## What is expected
Copy out all the records, word for word.
◇ ◇ ◇ ◇ ◇ ◇ ◇
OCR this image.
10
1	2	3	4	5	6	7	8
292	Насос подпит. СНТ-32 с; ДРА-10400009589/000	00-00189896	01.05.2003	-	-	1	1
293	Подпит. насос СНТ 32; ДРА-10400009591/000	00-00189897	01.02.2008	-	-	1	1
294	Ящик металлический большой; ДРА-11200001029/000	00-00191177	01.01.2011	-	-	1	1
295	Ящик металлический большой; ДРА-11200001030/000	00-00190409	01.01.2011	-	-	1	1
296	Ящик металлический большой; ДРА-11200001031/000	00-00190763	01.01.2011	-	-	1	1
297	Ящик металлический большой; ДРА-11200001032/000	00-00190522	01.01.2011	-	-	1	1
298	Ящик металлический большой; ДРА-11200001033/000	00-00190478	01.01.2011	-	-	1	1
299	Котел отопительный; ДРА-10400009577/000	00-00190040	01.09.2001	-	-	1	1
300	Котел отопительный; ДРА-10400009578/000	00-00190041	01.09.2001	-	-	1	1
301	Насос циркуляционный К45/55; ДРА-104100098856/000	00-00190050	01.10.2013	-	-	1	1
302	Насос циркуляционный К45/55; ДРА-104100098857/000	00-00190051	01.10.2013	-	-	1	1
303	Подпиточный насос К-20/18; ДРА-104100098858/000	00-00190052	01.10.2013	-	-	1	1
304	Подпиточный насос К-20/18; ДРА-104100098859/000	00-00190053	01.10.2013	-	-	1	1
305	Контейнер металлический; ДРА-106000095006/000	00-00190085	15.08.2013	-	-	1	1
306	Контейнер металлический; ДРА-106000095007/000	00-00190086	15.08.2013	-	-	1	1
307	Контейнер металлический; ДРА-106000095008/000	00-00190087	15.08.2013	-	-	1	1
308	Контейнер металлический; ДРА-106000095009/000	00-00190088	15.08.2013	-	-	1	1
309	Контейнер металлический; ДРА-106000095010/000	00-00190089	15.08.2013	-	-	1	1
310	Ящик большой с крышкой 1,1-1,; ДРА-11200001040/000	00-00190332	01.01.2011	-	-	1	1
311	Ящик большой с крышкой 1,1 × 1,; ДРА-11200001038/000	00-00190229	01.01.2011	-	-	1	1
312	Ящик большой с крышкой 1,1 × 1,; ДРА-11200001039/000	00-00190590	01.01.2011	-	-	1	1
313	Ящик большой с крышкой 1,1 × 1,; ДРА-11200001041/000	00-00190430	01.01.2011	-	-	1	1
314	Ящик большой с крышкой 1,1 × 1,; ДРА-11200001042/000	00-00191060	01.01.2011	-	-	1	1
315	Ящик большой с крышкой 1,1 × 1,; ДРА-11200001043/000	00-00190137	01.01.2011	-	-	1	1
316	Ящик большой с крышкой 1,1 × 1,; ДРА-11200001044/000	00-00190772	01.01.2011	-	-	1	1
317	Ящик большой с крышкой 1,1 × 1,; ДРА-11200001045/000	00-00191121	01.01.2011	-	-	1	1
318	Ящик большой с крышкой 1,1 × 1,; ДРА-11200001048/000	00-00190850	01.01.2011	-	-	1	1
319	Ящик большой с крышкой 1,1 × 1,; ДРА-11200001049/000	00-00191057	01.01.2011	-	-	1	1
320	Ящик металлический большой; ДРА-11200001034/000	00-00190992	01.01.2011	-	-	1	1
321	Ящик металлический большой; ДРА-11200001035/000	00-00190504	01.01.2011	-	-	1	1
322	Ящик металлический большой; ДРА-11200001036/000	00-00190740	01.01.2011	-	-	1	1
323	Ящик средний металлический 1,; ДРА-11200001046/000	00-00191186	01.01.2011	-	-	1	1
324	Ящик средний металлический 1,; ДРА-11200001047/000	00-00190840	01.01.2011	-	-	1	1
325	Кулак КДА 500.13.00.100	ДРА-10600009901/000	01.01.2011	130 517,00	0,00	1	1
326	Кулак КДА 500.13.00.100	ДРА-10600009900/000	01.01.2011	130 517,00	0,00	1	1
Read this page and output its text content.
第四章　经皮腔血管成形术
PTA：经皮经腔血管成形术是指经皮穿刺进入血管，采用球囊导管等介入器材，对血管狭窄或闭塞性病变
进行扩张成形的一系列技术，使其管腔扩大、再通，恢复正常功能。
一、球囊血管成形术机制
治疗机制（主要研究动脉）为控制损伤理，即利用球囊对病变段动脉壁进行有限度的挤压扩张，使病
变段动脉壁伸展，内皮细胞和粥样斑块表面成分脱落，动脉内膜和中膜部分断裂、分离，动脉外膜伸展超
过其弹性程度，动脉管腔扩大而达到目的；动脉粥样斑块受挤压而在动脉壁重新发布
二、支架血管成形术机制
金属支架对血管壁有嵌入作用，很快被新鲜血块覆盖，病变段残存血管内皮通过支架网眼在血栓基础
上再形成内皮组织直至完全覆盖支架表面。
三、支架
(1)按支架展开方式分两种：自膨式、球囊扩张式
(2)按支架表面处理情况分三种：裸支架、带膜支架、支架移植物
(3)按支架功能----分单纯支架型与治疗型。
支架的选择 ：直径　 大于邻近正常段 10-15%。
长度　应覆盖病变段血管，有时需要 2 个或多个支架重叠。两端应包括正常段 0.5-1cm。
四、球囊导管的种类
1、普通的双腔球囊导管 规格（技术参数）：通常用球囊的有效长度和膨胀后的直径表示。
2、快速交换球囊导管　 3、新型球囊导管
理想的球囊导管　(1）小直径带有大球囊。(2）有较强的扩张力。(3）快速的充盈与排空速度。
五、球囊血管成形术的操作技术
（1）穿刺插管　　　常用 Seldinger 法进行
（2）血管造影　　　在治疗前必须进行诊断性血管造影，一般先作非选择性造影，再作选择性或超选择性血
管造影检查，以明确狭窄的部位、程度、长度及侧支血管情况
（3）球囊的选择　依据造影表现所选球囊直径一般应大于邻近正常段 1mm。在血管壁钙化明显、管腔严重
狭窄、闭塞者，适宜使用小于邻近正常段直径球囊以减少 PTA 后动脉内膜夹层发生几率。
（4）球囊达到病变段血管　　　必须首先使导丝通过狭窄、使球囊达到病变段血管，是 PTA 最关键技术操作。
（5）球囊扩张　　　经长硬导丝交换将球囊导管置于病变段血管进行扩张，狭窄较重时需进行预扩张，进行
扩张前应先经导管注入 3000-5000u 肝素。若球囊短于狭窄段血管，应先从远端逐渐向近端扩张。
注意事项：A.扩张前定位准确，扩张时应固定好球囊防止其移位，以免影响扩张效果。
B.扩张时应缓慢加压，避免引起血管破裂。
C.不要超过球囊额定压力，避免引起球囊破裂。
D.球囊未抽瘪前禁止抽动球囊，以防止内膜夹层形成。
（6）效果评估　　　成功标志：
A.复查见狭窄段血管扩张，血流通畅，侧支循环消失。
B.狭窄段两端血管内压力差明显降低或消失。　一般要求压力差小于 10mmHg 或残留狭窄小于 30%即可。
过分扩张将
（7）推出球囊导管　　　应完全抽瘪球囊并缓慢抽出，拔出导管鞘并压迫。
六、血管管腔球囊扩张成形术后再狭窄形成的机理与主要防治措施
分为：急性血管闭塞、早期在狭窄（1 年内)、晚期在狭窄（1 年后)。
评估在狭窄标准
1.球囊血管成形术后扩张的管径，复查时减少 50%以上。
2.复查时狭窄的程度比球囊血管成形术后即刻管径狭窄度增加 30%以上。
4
◇ ◇ ◇ ◇ ◇ ◇ ◇
## Output for this task
OCR this image.
10
1	2	3	4	5	6	7	8
292	Насос подпит. СНТ-32 с; ДРА-10400009589/000	00-00189896	01.05.2003	-	-	1	1
293	Подпит. насос СНТ 32; ДРА-10400009591/000	00-00189897	01.02.2008	-	-	1	1
294	Ящик металлический большой; ДРА-11200001029/000	00-00191177	01.01.2011	-	-	1	1
295	Ящик металлический большой; ДРА-11200001030/000	00-00190409	01.01.2011	-	-	1	1
296	Ящик металлический большой; ДРА-11200001031/000	00-00190763	01.01.2011	-	-	1	1
297	Ящик металлический большой; ДРА-11200001032/000	00-00190522	01.01.2011	-	-	1	1
298	Ящик металлический большой; ДРА-11200001033/000	00-00190478	01.01.2011	-	-	1	1
299	Котел отопительный; ДРА-10400009577/000	00-00190040	01.09.2001	-	-	1	1
300	Котел отопительный; ДРА-10400009578/000	00-00190041	01.09.2001	-	-	1	1
301	Насос циркуляционный К45/55; ДРА-104100098856/000	00-00190050	01.10.2013	-	-	1	1
302	Насос циркуляционный К45/55; ДРА-104100098857/000	00-00190051	01.10.2013	-	-	1	1
303	Подпиточный насос К-20/18; ДРА-104100098858/000	00-00190052	01.10.2013	-	-	1	1
304	Подпиточный насос К-20/18; ДРА-104100098859/000	00-00190053	01.10.2013	-	-	1	1
305	Контейнер металлический; ДРА-106000095006/000	00-00190085	15.08.2013	-	-	1	1
306	Контейнер металлический; ДРА-106000095007/000	00-00190086	15.08.2013	-	-	1	1
307	Контейнер металлический; ДРА-106000095008/000	00-00190087	15.08.2013	-	-	1	1
308	Контейнер металлический; ДРА-106000095009/000	00-00190088	15.08.2013	-	-	1	1
309	Контейнер металлический; ДРА-106000095010/000	00-00190089	15.08.2013	-	-	1	1
310	Ящик большой с крышкой 1,1-1,; ДРА-11200001040/000	00-00190332	01.01.2011	-	-	1	1
311	Ящик большой с крышкой 1,1 × 1,; ДРА-11200001038/000	00-00190229	01.01.2011	-	-	1	1
312	Ящик большой с крышкой 1,1 × 1,; ДРА-11200001039/000	00-00190590	01.01.2011	-	-	1	1
313	Ящик большой с крышкой 1,1 × 1,; ДРА-11200001041/000	00-00190430	01.01.2011	-	-	1	1
314	Ящик большой с крышкой 1,1 × 1,; ДРА-11200001042/000	00-00191060	01.01.2011	-	-	1	1
315	Ящик большой с крышкой 1,1 × 1,; ДРА-11200001043/000	00-00190137	01.01.2011	-	-	1	1
316	Ящик большой с крышкой 1,1 × 1,; ДРА-11200001044/000	00-00190772	01.01.2011	-	-	1	1
317	Ящик большой с крышкой 1,1 × 1,; ДРА-11200001045/000	00-00191121	01.01.2011	-	-	1	1
318	Ящик большой с крышкой 1,1 × 1,; ДРА-11200001048/000	00-00190850	01.01.2011	-	-	1	1
319	Ящик большой с крышкой 1,1 × 1,; ДРА-11200001049/000	00-00191057	01.01.2011	-	-	1	1
320	Ящик металлический большой; ДРА-11200001034/000	00-00190992	01.01.2011	-	-	1	1
321	Ящик металлический большой; ДРА-11200001035/000	00-00190504	01.01.2011	-	-	1	1
322	Ящик металлический большой; ДРА-11200001036/000	00-00190740	01.01.2011	-	-	1	1
323	Ящик средний металлический 1,; ДРА-11200001046/000	00-00191186	01.01.2011	-	-	1	1
324	Ящик средний металлический 1,; ДРА-11200001047/000	00-00190840	01.01.2011	-	-	1	1
325	Кулак КДА 500.13.00.100	ДРА-10600009901/000	01.01.2011	130 517,00	0,00	1	1
326	Кулак КДА 500.13.00.100	ДРА-10600009900/000	01.01.2011	130 517,00	0,00	1	1
Read this page and output its text content.
第四章　经皮腔血管成形术
PTA：经皮经腔血管成形术是指经皮穿刺进入血管，采用球囊导管等介入器材，对血管狭窄或闭塞性病变
进行扩张成形的一系列技术，使其管腔扩大、再通，恢复正常功能。
一、球囊血管成形术机制
治疗机制（主要研究动脉）为控制损伤理，即利用球囊对病变段动脉壁进行有限度的挤压扩张，使病
变段动脉壁伸展，内皮细胞和粥样斑块表面成分脱落，动脉内膜和中膜部分断裂、分离，动脉外膜伸展超
过其弹性程度，动脉管腔扩大而达到目的；动脉粥样斑块受挤压而在动脉壁重新发布
二、支架血管成形术机制
金属支架对血管壁有嵌入作用，很快被新鲜血块覆盖，病变段残存血管内皮通过支架网眼在血栓基础
上再形成内皮组织直至完全覆盖支架表面。
三、支架
(1)按支架展开方式分两种：自膨式、球囊扩张式
(2)按支架表面处理情况分三种：裸支架、带膜支架、支架移植物
(3)按支架功能----分单纯支架型与治疗型。
支架的选择 ：直径　 大于邻近正常段 10-15%。
长度　应覆盖病变段血管，有时需要 2 个或多个支架重叠。两端应包括正常段 0.5-1cm。
四、球囊导管的种类
1、普通的双腔球囊导管 规格（技术参数）：通常用球囊的有效长度和膨胀后的直径表示。
2、快速交换球囊导管　 3、新型球囊导管
理想的球囊导管　(1）小直径带有大球囊。(2）有较强的扩张力。(3）快速的充盈与排空速度。
五、球囊血管成形术的操作技术
（1）穿刺插管　　　常用 Seldinger 法进行
（2）血管造影　　　在治疗前必须进行诊断性血管造影，一般先作非选择性造影，再作选择性或超选择性血
管造影检查，以明确狭窄的部位、程度、长度及侧支血管情况
（3）球囊的选择　依据造影表现所选球囊直径一般应大于邻近正常段 1mm。在血管壁钙化明显、管腔严重
狭窄、闭塞者，适宜使用小于邻近正常段直径球囊以减少 PTA 后动脉内膜夹层发生几率。
（4）球囊达到病变段血管　　　必须首先使导丝通过狭窄、使球囊达到病变段血管，是 PTA 最关键技术操作。
（5）球囊扩张　　　经长硬导丝交换将球囊导管置于病变段血管进行扩张，狭窄较重时需进行预扩张，进行
扩张前应先经导管注入 3000-5000u 肝素。若球囊短于狭窄段血管，应先从远端逐渐向近端扩张。
注意事项：A.扩张前定位准确，扩张时应固定好球囊防止其移位，以免影响扩张效果。
B.扩张时应缓慢加压，避免引起血管破裂。
C.不要超过球囊额定压力，避免引起球囊破裂。
D.球囊未抽瘪前禁止抽动球囊，以防止内膜夹层形成。
（6）效果评估　　　成功标志：
A.复查见狭窄段血管扩张，血流通畅，侧支循环消失。
B.狭窄段两端血管内压力差明显降低或消失。　一般要求压力差小于 10mmHg 或残留狭窄小于 30%即可。
过分扩张将
（7）推出球囊导管　　　应完全抽瘪球囊并缓慢抽出，拔出导管鞘并压迫。
六、血管管腔球囊扩张成形术后再狭窄形成的机理与主要防治措施
分为：急性血管闭塞、早期在狭窄（1 年内)、晚期在狭窄（1 年后)。
评估在狭窄标准
1.球囊血管成形术后扩张的管径，复查时减少 50%以上。
2.复查时狭窄的程度比球囊血管成形术后即刻管径狭窄度增加 30%以上。
4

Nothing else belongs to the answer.